Records for this exercise start
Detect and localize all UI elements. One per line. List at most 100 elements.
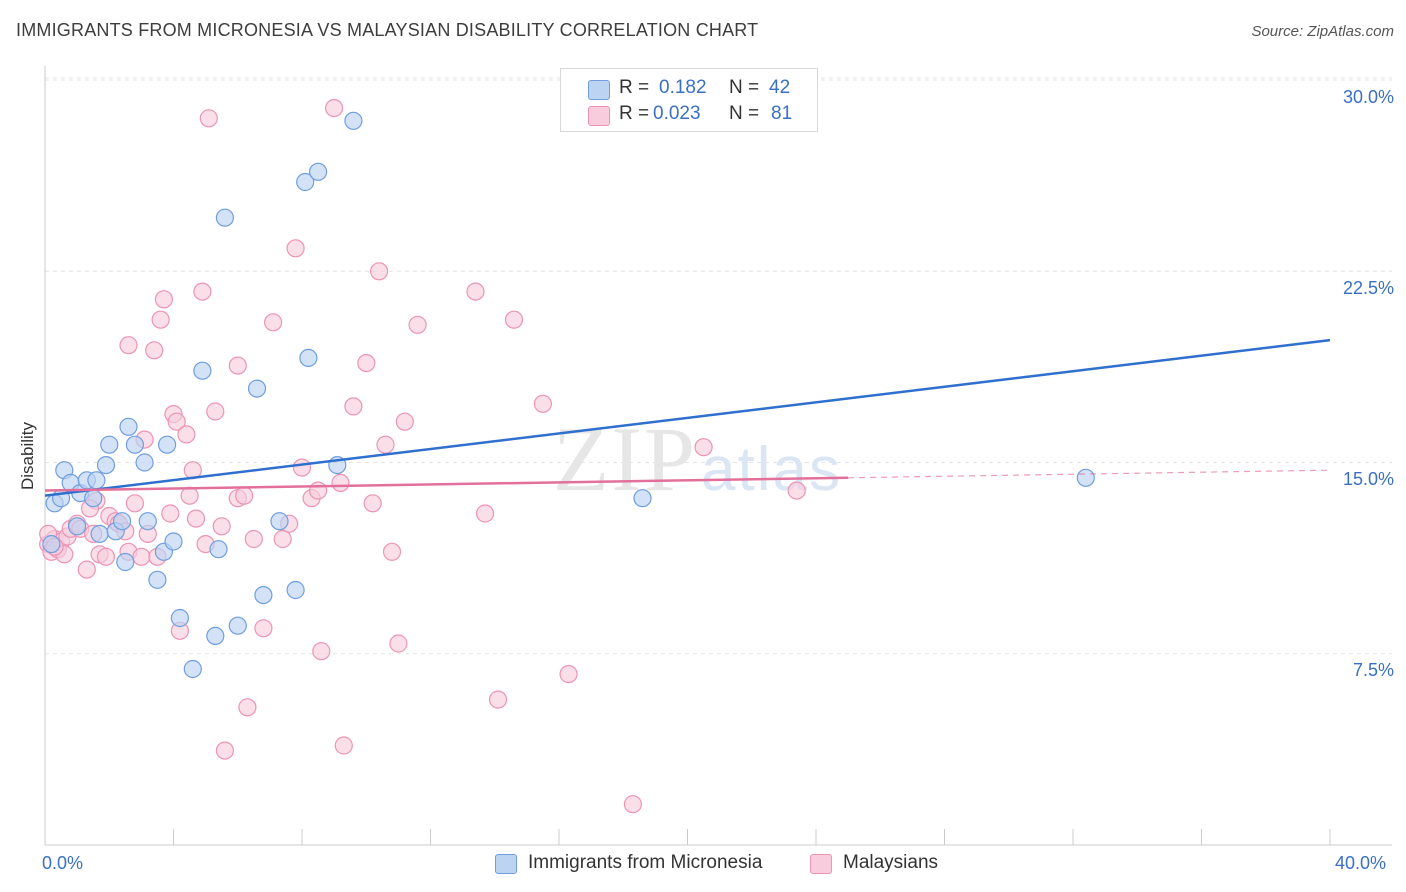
malaysians-point-68 (408, 315, 427, 334)
legend-item-micronesia[interactable]: Immigrants from Micronesia (495, 852, 795, 876)
malaysians-point-29 (161, 504, 180, 523)
stats-row-micronesia: R = 0.182 N = 42 (561, 77, 817, 103)
malaysians-point-71 (488, 690, 508, 709)
micronesia-point-9 (90, 524, 109, 544)
malaysians-point-21 (125, 494, 144, 513)
y-tick-label-7.5: 7.5% (1352, 660, 1394, 680)
malaysians-point-37 (193, 282, 212, 301)
malaysians-point-77 (787, 481, 806, 500)
micronesia-point-25 (193, 361, 212, 380)
y-tick-label-22.5: 22.5% (1342, 278, 1394, 298)
micronesia-point-21 (158, 435, 177, 454)
stats-row-malaysians: R = 0.023 N = 81 (561, 103, 817, 129)
malaysians-point-62 (363, 494, 382, 513)
malaysians-point-76 (694, 438, 713, 457)
malaysians-point-34 (180, 486, 199, 505)
micronesia-point-13 (112, 512, 132, 531)
micronesia-point-27 (209, 540, 228, 559)
malaysians-point-48 (254, 619, 273, 638)
malaysians-point-74 (559, 664, 578, 684)
watermark-zip: ZIP (553, 408, 697, 510)
micronesia-point-40 (1076, 468, 1095, 487)
micronesia-point-4 (67, 517, 87, 536)
malaysians-swatch (588, 106, 610, 126)
malaysians-point-59 (334, 736, 353, 755)
legend-label-malaysians: Malaysians (843, 852, 939, 873)
micronesia-point-26 (206, 626, 225, 646)
micronesia-point-36 (309, 162, 328, 181)
malaysians-point-50 (273, 529, 292, 549)
malaysians-point-44 (228, 356, 247, 375)
malaysians-point-72 (504, 310, 524, 329)
micronesia-point-11 (100, 435, 119, 454)
malaysians-point-20 (119, 336, 138, 355)
chart-title: IMMIGRANTS FROM MICRONESIA VS MALAYSIAN … (16, 20, 759, 40)
malaysians-point-58 (331, 473, 350, 492)
trend-line-malaysians-extension (848, 469, 1331, 479)
r-label: R = (619, 77, 650, 98)
micronesia-point-14 (116, 552, 135, 572)
malaysians-point-27 (151, 310, 170, 329)
r-value-malaysians: 0.023 (653, 103, 701, 124)
micronesia-point-22 (164, 532, 183, 551)
legend-item-malaysians[interactable]: Malaysians (810, 852, 970, 876)
micronesia-point-17 (135, 453, 154, 472)
micronesia-point-15 (119, 417, 138, 436)
axes (44, 66, 1392, 846)
stats-box: R = 0.182 N = 42 R = 0.023 N = 81 (560, 68, 818, 132)
micronesia-point-33 (286, 580, 305, 600)
legend-label-micronesia: Immigrants from Micronesia (528, 852, 763, 873)
micronesia-point-34 (296, 172, 315, 192)
malaysians-point-75 (623, 795, 643, 814)
y-tick-label-30: 30.0% (1342, 87, 1394, 107)
legend-swatch-micronesia (495, 854, 517, 874)
malaysians-point-14 (96, 547, 116, 566)
malaysians-point-61 (357, 354, 376, 373)
malaysians-point-57 (325, 98, 344, 118)
micronesia-point-19 (148, 570, 167, 589)
y-tick-label-15: 15.0% (1342, 469, 1394, 489)
micronesia-point-35 (299, 348, 318, 367)
r-value-micronesia: 0.182 (659, 77, 707, 98)
micronesia-point-23 (170, 608, 189, 628)
malaysians-point-64 (376, 435, 395, 454)
n-value-malaysians: 81 (771, 103, 793, 124)
micronesia-point-30 (247, 379, 267, 398)
malaysians-point-36 (186, 509, 206, 528)
malaysians-point-31 (167, 412, 186, 431)
malaysians-point-33 (177, 425, 196, 444)
micronesia-point-16 (125, 435, 144, 454)
y-axis-title: Disability (18, 421, 37, 491)
micronesia-point-18 (138, 512, 157, 531)
malaysians-point-49 (264, 313, 283, 332)
n-value-micronesia: 42 (769, 77, 791, 98)
malaysians-point-45 (235, 486, 254, 505)
micronesia-point-7 (84, 489, 103, 508)
micronesia-points (42, 111, 1095, 679)
malaysians-points (39, 98, 806, 814)
malaysians-point-40 (206, 402, 225, 421)
n-label: N = (729, 77, 760, 98)
malaysians-point-65 (382, 542, 402, 561)
malaysians-point-47 (244, 529, 263, 549)
malaysians-point-25 (145, 341, 164, 360)
malaysians-point-55 (309, 481, 328, 500)
source-credit: Source: ZipAtlas.com (1251, 23, 1394, 40)
micronesia-point-41 (42, 534, 61, 554)
malaysians-point-41 (212, 517, 231, 536)
r-label: R = (619, 103, 650, 124)
watermark-atlas: atlas (701, 435, 842, 504)
malaysians-point-70 (476, 504, 495, 523)
micronesia-point-8 (87, 471, 106, 490)
malaysians-point-46 (238, 698, 257, 717)
watermark: ZIPatlas (553, 408, 842, 510)
grid-lines (45, 77, 1392, 655)
malaysians-point-42 (215, 741, 234, 760)
micronesia-swatch (588, 80, 610, 100)
x-tick-label-min: 0.0% (42, 853, 84, 873)
trend-line-malaysians (44, 476, 849, 492)
micronesia-point-39 (633, 489, 652, 508)
malaysians-point-66 (389, 634, 408, 653)
malaysians-point-22 (132, 547, 151, 566)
Records for this exercise end
Written exercise: How many lines of the listing contain the string "stats"? Reply with the number alone.

Problem solution: 3